= Aim =
Repeat the material verbatim and drop the pictures.

#####

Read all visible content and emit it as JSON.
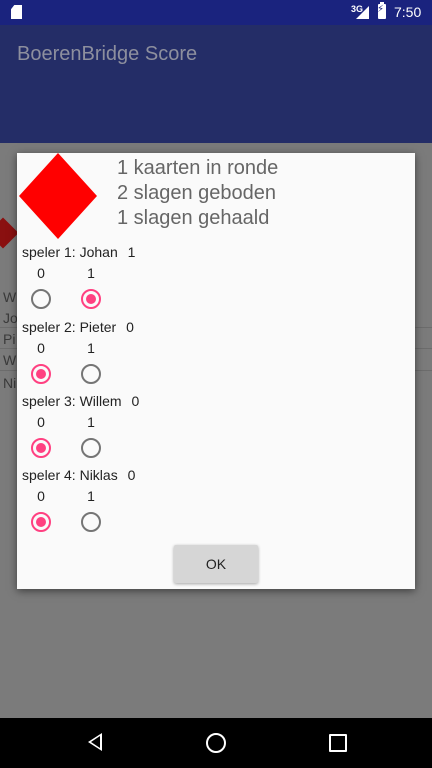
{
  "status_bar": {
    "network": "3G",
    "time": "7:50"
  },
  "app_bar": {
    "title": "BoerenBridge Score"
  },
  "background_rows": [
    "W",
    "Jo",
    "Pi",
    "W",
    "Ni"
  ],
  "dialog": {
    "suit_icon": "diamond-icon",
    "info_lines": [
      "1 kaarten in ronde",
      "2 slagen geboden",
      "1 slagen gehaald"
    ],
    "options": [
      "0",
      "1"
    ],
    "players": [
      {
        "label": "speler 1: Johan",
        "score": "1",
        "selected": "1"
      },
      {
        "label": "speler 2: Pieter",
        "score": "0",
        "selected": "0"
      },
      {
        "label": "speler 3: Willem",
        "score": "0",
        "selected": "0"
      },
      {
        "label": "speler 4: Niklas",
        "score": "0",
        "selected": "0"
      }
    ],
    "ok_label": "OK"
  },
  "colors": {
    "accent": "#ff4081",
    "primary_dark": "#1a237e",
    "suit": "#ff0000"
  }
}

#####

= Expected answer =
Read all visible content and emit it as JSON.
{
  "status_bar": {
    "network": "3G",
    "time": "7:50"
  },
  "app_bar": {
    "title": "BoerenBridge Score"
  },
  "background_rows": [
    "W",
    "Jo",
    "Pi",
    "W",
    "Ni"
  ],
  "dialog": {
    "suit_icon": "diamond-icon",
    "info_lines": [
      "1 kaarten in ronde",
      "2 slagen geboden",
      "1 slagen gehaald"
    ],
    "options": [
      "0",
      "1"
    ],
    "players": [
      {
        "label": "speler 1: Johan",
        "score": "1",
        "selected": "1"
      },
      {
        "label": "speler 2: Pieter",
        "score": "0",
        "selected": "0"
      },
      {
        "label": "speler 3: Willem",
        "score": "0",
        "selected": "0"
      },
      {
        "label": "speler 4: Niklas",
        "score": "0",
        "selected": "0"
      }
    ],
    "ok_label": "OK"
  },
  "colors": {
    "accent": "#ff4081",
    "primary_dark": "#1a237e",
    "suit": "#ff0000"
  }
}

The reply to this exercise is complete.